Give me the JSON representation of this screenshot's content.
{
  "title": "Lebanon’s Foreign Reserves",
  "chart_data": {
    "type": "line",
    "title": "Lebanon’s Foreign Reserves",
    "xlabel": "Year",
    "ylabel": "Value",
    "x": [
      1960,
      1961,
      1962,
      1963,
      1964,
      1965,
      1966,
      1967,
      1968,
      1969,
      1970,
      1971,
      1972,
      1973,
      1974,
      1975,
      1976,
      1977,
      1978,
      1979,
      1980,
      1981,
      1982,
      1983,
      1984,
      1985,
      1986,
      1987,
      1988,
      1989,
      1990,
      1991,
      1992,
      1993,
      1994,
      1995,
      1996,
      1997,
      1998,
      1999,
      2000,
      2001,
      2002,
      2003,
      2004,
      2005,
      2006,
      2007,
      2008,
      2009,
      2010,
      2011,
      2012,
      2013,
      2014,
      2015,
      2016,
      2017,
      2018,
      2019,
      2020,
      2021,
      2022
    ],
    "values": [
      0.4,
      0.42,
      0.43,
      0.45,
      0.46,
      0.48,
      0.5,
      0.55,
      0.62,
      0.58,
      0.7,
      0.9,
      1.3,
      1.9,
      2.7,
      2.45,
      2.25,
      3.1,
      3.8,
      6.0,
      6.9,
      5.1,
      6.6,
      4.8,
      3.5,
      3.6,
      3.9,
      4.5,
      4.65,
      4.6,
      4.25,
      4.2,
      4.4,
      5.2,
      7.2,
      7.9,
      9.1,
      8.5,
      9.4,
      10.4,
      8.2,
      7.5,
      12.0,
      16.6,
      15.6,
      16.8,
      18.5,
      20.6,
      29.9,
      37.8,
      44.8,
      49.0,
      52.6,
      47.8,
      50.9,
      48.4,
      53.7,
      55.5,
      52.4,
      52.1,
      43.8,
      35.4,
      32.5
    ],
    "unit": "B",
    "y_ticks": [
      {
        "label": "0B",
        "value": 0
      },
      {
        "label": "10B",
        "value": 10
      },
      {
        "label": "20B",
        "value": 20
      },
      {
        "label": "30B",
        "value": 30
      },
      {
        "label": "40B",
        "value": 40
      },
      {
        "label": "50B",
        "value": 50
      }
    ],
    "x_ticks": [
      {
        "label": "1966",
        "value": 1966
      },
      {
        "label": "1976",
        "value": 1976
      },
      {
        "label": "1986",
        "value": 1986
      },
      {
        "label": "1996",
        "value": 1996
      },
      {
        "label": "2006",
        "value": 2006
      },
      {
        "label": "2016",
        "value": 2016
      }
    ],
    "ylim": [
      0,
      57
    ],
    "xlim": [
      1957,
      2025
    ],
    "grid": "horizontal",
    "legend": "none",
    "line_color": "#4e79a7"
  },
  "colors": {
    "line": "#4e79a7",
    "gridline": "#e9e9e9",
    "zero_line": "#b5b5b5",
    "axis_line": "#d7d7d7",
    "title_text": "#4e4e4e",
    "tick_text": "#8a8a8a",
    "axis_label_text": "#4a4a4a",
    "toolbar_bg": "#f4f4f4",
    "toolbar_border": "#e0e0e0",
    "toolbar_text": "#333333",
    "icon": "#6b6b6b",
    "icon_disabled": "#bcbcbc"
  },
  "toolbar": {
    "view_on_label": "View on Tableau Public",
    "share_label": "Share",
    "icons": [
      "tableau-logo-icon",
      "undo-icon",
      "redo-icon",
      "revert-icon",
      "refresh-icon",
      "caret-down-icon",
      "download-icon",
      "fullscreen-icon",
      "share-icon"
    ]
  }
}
--------------------
— Short problem —
How many lines in the listing above contain "Lebanon"? Answer with the number alone.

— Solution to this exercise —
2